### Brief
Select all lines holding the word "username" from the entries that follow.
BEGIN Working data
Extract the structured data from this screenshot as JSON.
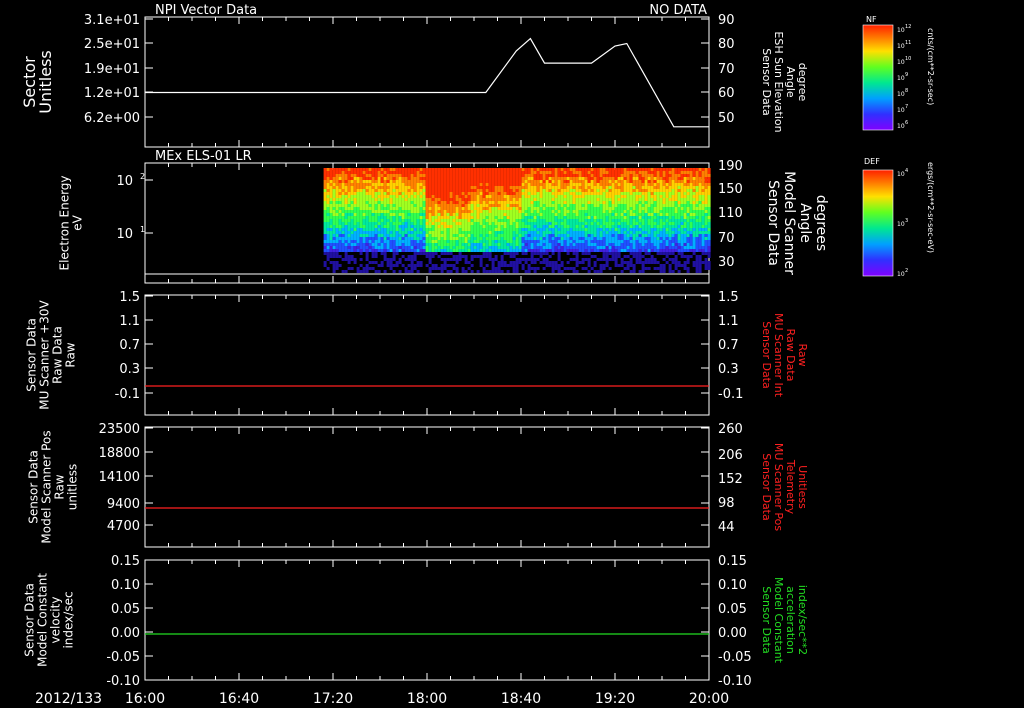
{
  "date_label": "2012/133",
  "time_ticks": [
    "16:00",
    "16:40",
    "17:20",
    "18:00",
    "18:40",
    "19:20",
    "20:00"
  ],
  "panels": [
    {
      "id": "p1",
      "title": "NPI Vector Data",
      "status": "NO DATA",
      "left_label": [
        "Sector",
        "Unitless"
      ],
      "left_ticks": [
        "3.1e+01",
        "2.5e+01",
        "1.9e+01",
        "1.2e+01",
        "6.2e+00"
      ],
      "right_label": [
        "Sensor Data",
        "ESH Sun Elevation",
        "Angle",
        "degree"
      ],
      "right_ticks": [
        "90",
        "80",
        "70",
        "60",
        "50"
      ],
      "right_color": "#ffffff"
    },
    {
      "id": "p2",
      "title": "MEx ELS-01 LR",
      "left_label": [
        "Electron Energy",
        "eV"
      ],
      "left_ticks": [
        "10",
        "10"
      ],
      "left_tick_exps": [
        "2",
        "1"
      ],
      "right_label": [
        "Sensor Data",
        "Model Scanner",
        "Angle",
        "degrees"
      ],
      "right_ticks": [
        "190",
        "150",
        "110",
        "70",
        "30"
      ],
      "right_color": "#ffffff"
    },
    {
      "id": "p3",
      "left_label": [
        "Sensor Data",
        "MU Scanner +30V",
        "Raw Data",
        "Raw"
      ],
      "left_ticks": [
        "1.5",
        "1.1",
        "0.7",
        "0.3",
        "-0.1"
      ],
      "right_label": [
        "Sensor Data",
        "MU Scanner Int",
        "Raw Data",
        "Raw"
      ],
      "right_ticks": [
        "1.5",
        "1.1",
        "0.7",
        "0.3",
        "-0.1"
      ],
      "right_color": "#ff2020"
    },
    {
      "id": "p4",
      "left_label": [
        "Sensor Data",
        "Model Scanner Pos",
        "Raw",
        "unitless"
      ],
      "left_ticks": [
        "23500",
        "18800",
        "14100",
        "9400",
        "4700"
      ],
      "right_label": [
        "Sensor Data",
        "MU Scanner Pos",
        "Telemetry",
        "Unitless"
      ],
      "right_ticks": [
        "260",
        "206",
        "152",
        "98",
        "44"
      ],
      "right_color": "#ff2020"
    },
    {
      "id": "p5",
      "left_label": [
        "Sensor Data",
        "Model Constant",
        "velocity",
        "index/sec"
      ],
      "left_ticks": [
        "0.15",
        "0.10",
        "0.05",
        "0.00",
        "-0.05",
        "-0.10"
      ],
      "right_label": [
        "Sensor Data",
        "Model Constant",
        "acceleration",
        "index/sec**2"
      ],
      "right_ticks": [
        "0.15",
        "0.10",
        "0.05",
        "0.00",
        "-0.05",
        "-0.10"
      ],
      "right_color": "#22dd22"
    }
  ],
  "colorbars": [
    {
      "title": "NF",
      "units": "cnts/(cm**2-sr-sec)",
      "ticks_base": "10",
      "ticks_exp": [
        "12",
        "11",
        "10",
        "9",
        "8",
        "7",
        "6"
      ]
    },
    {
      "title": "DEF",
      "units": "ergs/(cm**2-sr-sec-eV)",
      "ticks_base": "10",
      "ticks_exp": [
        "4",
        "3",
        "2"
      ]
    }
  ],
  "colors": {
    "axis": "#ffffff",
    "red_line": "#ff2020",
    "green_line": "#22dd22"
  },
  "chart_data": [
    {
      "type": "line",
      "title": "NPI Vector Data",
      "series": [
        {
          "name": "ESH Sun Elevation Angle",
          "x": [
            "16:00",
            "18:25",
            "18:38",
            "18:44",
            "18:50",
            "19:10",
            "19:20",
            "19:25",
            "19:45",
            "20:00"
          ],
          "y": [
            60,
            60,
            77,
            82,
            72,
            72,
            79,
            80,
            46,
            46
          ]
        }
      ],
      "ylim_right": [
        43,
        90
      ]
    },
    {
      "type": "heatmap",
      "title": "MEx ELS-01 LR",
      "x_range": [
        "17:16",
        "20:00"
      ],
      "ylabel": "Electron Energy eV"
    },
    {
      "type": "line",
      "series": [
        {
          "name": "MU Scanner +30V",
          "x": [
            "16:00",
            "20:00"
          ],
          "y": [
            0.1,
            0.1
          ]
        }
      ],
      "ylim": [
        -0.3,
        1.5
      ]
    },
    {
      "type": "line",
      "series": [
        {
          "name": "MU Scanner Pos",
          "x": [
            "16:00",
            "20:00"
          ],
          "y": [
            7600,
            7600
          ]
        }
      ],
      "ylim": [
        0,
        23500
      ]
    },
    {
      "type": "line",
      "series": [
        {
          "name": "Model Constant velocity",
          "x": [
            "16:00",
            "20:00"
          ],
          "y": [
            0.0,
            0.0
          ]
        }
      ],
      "ylim": [
        -0.1,
        0.15
      ]
    }
  ]
}
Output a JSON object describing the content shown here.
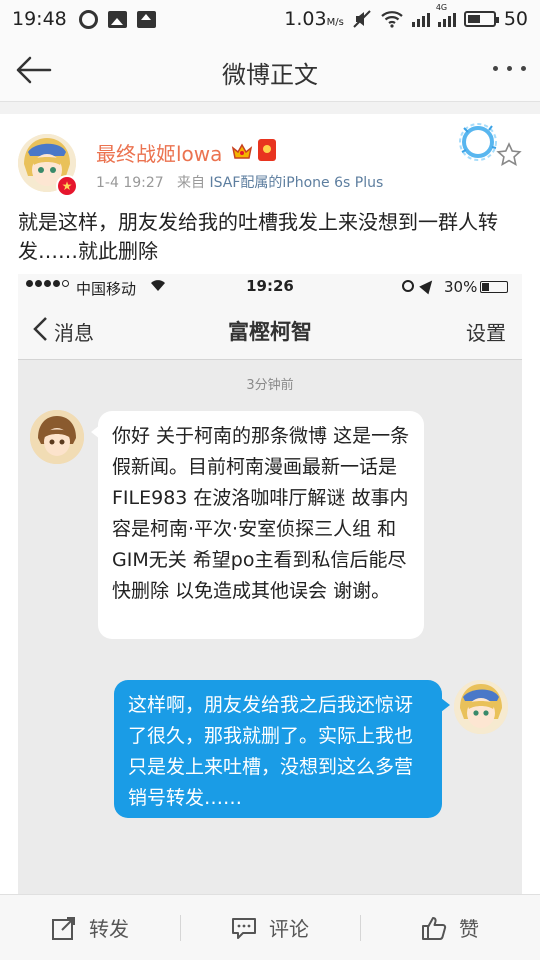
{
  "status_bar": {
    "time": "19:48",
    "speed": "1.03",
    "speed_unit": "M/s",
    "network": "4G",
    "battery": "50",
    "icons": [
      "sync-icon",
      "image-icon",
      "upload-icon",
      "mute-icon",
      "wifi-icon",
      "signal-icon",
      "battery-icon"
    ]
  },
  "header": {
    "title": "微博正文"
  },
  "post": {
    "username": "最终战姬lowa",
    "timestamp": "1-4 19:27",
    "source_prefix": "来自",
    "source": "ISAF配属的iPhone 6s Plus",
    "text": "就是这样，朋友发给我的吐槽我发上来没想到一群人转发……就此删除"
  },
  "screenshot": {
    "status": {
      "carrier": "中国移动",
      "time": "19:26",
      "battery": "30%"
    },
    "nav": {
      "back_label": "消息",
      "contact": "富樫柯智",
      "settings_label": "设置"
    },
    "timestamp": "3分钟前",
    "incoming_message": "你好 关于柯南的那条微博 这是一条假新闻。目前柯南漫画最新一话是 FILE983 在波洛咖啡厅解谜 故事内容是柯南·平次·安室侦探三人组 和GIM无关 希望po主看到私信后能尽快删除 以免造成其他误会 谢谢。",
    "outgoing_message": "这样啊，朋友发给我之后我还惊讶了很久，那我就删了。实际上我也只是发上来吐槽，没想到这么多营销号转发……"
  },
  "actions": {
    "repost": "转发",
    "comment": "评论",
    "like": "赞"
  },
  "colors": {
    "username": "#eb7350",
    "source_link": "#5d7e9f",
    "outgoing_bubble": "#1a9ce6",
    "badge_red": "#e6162d"
  }
}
END Working data
### Answer to the task
    "username": "最终战姬lowa",
    "username": "#eb7350",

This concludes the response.